> SET EXERCISE A:
Print the part of the article about the Commission to Protect Children starting with "Law formed the" and going on through "out its recommendations.".
> SET EXERCISE B:
According to the article about the Commission to Protect Children, how many responses did the public comment period on the commission's draft receive?

> PASSAGE:
################

The meeting comes before the commission's final recommendations go to Cardinal Bernard Law.
The Rev. John Connolly, Law's private secretary, planned to discuss archdiocese reforms with the cardinal's Commission to Protect Children at a meeting Tuesday morning at the chancery.
The meeting comes two weeks after Attorney General Thomas Reilly criticized the archdiocese for being slow to implement change, but commission chairwoman Maureen Bateman said the public criticism was not the impetus for the meeting.
"It came about spontaneously because the commission wanted to hear, and they wanted to tell," Bateman said.
Law formed the commission after the abuse scandal erupted in January with revelations that church leaders dealt with abuse allegations against convicted child molesting priest John J. Geoghan by simply transferring him to new parishes.
The commission plans to give Law its final policy recommendations by Sept. 6. Its draft recommendations include a zero tolerance policy for abusers, better screening of clergy and church workers, and establishment of lay groups to monitor and enforce church policy.
Reilly's office, in a July 15 letter to Bateman, was supportive of the commission, but expressed no faith in Law's ability to carry out its recommendations.
The commission should toughen its proposals, Reilly said, by including language making the final recommendations binding and better explaining how allegations are investigated.
The public comment period on the commission's draft was scheduled to end Monday. There were 15 responses, including two from alleged abuse victims, Bateman said. She refused to provide any more details of the public comments.
Archdiocese spokesman the Rev. Christopher Coyne said he was not aware of details of the Tuesday meeting, but said some of Reilly's criticism was unwarranted.
"Some of the concerns raised by the attorney general had already begun to be put in place," Coyne said, mentioning the creation of an archdiocese office to help victims. "It's just a matter now of making it more public."
A toll-free telephone number for the Office of Healing and Assistance Ministry has been posted on the archdiocese's Web site, Coyne said.
Reilly's office also said church officials have not trained priests about the state's new mandatory reporting requirements and have failed to educate children and parents on warning signs of abuse.
Reilly, who did not immediately return a call for comment Monday, has said Law talks a good game "but the action hasn't matched those words."
Bateman, however, said they can't force the archdiocese into anything.
"We don't have the authority or power to bind the archdiocese, nor do we want to. I have confidence that they will do what they have to do," she said.
Jetta Bernier, executive director of Massachusetts Citizens for Children, says the commission is proposing too many structures.
"In an attempt to be helpful, they've proposed too many structures that appear to be competing with civil authorities," said Bernier, whose Boston-based advocacy center was among the responders in the comment period.
Phil Saviano, head of the New England chapter of the Survivors Network of those Abused by Priests, said his group had made a number of suggestions to the committee. He said he was concerned that the commission reports to Law, instead of an independent authority, and has no victim members.
Bateman said all the comments were helpful, but that she didn't expect to rewrite the draft.
"I don't think there will be widespread changes," she said.

################

> GIVEN DATA:
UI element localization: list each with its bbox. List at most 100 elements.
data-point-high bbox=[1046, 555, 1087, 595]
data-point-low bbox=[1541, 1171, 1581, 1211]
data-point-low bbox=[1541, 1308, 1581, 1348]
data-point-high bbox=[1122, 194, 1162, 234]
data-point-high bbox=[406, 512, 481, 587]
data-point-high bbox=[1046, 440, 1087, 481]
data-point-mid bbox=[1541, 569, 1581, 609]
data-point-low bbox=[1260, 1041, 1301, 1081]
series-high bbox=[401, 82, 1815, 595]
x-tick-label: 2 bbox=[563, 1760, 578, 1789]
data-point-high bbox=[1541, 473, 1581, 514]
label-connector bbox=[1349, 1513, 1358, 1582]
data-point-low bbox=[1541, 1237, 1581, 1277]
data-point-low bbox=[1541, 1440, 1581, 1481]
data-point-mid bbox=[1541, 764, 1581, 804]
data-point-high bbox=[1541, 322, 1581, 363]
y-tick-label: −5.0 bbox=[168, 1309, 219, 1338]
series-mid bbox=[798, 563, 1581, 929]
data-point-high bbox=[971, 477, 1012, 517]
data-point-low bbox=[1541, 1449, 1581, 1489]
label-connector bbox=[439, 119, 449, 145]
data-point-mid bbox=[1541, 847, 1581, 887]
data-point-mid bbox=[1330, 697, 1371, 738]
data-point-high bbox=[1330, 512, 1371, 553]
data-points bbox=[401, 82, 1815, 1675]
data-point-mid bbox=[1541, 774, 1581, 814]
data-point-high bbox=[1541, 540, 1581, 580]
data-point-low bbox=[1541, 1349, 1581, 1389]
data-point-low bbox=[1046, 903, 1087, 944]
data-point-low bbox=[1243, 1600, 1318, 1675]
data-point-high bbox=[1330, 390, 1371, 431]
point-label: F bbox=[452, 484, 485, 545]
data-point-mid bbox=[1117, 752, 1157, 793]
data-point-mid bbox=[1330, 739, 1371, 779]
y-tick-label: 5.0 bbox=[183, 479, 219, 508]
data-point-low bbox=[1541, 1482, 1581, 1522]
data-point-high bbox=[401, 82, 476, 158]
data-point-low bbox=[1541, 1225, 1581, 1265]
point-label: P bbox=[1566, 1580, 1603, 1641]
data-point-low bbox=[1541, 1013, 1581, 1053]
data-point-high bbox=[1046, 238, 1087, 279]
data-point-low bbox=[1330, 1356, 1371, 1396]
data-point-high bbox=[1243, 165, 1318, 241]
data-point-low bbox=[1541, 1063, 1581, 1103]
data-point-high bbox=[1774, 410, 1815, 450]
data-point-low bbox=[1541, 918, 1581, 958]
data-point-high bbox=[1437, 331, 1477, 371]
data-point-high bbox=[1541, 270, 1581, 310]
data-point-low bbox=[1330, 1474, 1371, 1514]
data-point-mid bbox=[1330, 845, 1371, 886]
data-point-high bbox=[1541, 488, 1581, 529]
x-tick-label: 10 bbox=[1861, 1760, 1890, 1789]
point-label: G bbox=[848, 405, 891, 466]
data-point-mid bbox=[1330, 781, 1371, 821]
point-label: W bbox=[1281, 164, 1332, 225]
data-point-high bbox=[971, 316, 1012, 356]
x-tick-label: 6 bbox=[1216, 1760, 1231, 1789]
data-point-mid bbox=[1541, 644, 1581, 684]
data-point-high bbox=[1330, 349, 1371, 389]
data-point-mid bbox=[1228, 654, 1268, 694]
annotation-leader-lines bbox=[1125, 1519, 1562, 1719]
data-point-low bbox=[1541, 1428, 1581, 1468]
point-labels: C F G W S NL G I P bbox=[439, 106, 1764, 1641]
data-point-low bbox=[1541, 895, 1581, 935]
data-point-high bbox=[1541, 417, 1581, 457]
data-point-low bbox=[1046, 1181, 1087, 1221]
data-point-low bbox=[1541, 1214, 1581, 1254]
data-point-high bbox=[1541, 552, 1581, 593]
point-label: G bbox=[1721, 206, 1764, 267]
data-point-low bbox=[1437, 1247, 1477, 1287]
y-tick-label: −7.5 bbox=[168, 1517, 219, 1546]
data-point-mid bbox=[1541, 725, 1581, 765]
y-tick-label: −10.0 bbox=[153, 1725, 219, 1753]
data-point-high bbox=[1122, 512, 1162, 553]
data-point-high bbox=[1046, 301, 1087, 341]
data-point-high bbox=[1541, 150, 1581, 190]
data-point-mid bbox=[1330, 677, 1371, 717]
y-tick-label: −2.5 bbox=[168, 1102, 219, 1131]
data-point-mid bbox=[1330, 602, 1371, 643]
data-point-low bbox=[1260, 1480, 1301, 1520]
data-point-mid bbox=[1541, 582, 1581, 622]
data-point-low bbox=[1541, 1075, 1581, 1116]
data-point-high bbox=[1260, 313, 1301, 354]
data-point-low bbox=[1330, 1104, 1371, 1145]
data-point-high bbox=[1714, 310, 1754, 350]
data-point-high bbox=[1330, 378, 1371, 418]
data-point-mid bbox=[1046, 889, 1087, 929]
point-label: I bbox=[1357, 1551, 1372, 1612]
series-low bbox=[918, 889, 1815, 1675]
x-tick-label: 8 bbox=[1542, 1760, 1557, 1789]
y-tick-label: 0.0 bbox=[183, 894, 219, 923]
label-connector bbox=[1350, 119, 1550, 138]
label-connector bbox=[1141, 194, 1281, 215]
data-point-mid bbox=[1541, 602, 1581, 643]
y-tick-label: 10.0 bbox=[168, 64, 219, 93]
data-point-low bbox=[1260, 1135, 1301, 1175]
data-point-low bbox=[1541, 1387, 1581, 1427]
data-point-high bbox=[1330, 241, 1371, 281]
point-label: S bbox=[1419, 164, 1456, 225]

################

> CORRECT ANSWER A:
Law formed the commission after the abuse scandal erupted in January with revelations that church leaders dealt with abuse allegations against convicted child molesting priest John J. Geoghan by simply transferring him to new parishes.
The commission plans to give Law its final policy recommendations by Sept. 6. Its draft recommendations include a zero tolerance policy for abusers, better screening of clergy and church workers, and establishment of lay groups to monitor and enforce church policy.
Reilly's office, in a July 15 letter to Bateman, was supportive of the commission, but expressed no faith in Law's ability to carry out its recommendations.

> CORRECT ANSWER B:
There were 15 responses, including two from alleged abuse victims.